(TASK):
Write out the listing below again, precisely as it is given.

(DATA ROWS):
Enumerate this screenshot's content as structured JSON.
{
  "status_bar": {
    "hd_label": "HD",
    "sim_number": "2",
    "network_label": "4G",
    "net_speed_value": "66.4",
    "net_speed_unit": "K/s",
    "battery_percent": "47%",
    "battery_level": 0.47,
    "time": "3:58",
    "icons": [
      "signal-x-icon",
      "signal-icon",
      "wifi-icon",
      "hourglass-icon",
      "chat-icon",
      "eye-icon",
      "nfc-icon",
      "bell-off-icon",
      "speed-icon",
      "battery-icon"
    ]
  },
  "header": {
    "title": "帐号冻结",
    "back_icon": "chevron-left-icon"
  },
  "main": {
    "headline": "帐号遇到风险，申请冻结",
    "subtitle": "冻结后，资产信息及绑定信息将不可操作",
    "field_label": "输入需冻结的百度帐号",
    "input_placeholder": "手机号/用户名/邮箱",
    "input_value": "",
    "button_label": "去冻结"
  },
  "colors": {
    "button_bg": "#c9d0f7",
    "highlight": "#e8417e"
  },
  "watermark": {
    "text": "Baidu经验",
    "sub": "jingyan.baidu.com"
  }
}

(ANSWER TO THE PROBLEM):
Enumerate this screenshot's content as structured JSON.
{
  "status_bar": {
    "hd_label": "HD",
    "sim_number": "2",
    "network_label": "4G",
    "net_speed_value": "66.4",
    "net_speed_unit": "K/s",
    "battery_percent": "47%",
    "battery_level": 0.47,
    "time": "3:58",
    "icons": [
      "signal-x-icon",
      "signal-icon",
      "wifi-icon",
      "hourglass-icon",
      "chat-icon",
      "eye-icon",
      "nfc-icon",
      "bell-off-icon",
      "speed-icon",
      "battery-icon"
    ]
  },
  "header": {
    "title": "帐号冻结",
    "back_icon": "chevron-left-icon"
  },
  "main": {
    "headline": "帐号遇到风险，申请冻结",
    "subtitle": "冻结后，资产信息及绑定信息将不可操作",
    "field_label": "输入需冻结的百度帐号",
    "input_placeholder": "手机号/用户名/邮箱",
    "input_value": "",
    "button_label": "去冻结"
  },
  "colors": {
    "button_bg": "#c9d0f7",
    "highlight": "#e8417e"
  },
  "watermark": {
    "text": "Baidu经验",
    "sub": "jingyan.baidu.com"
  }
}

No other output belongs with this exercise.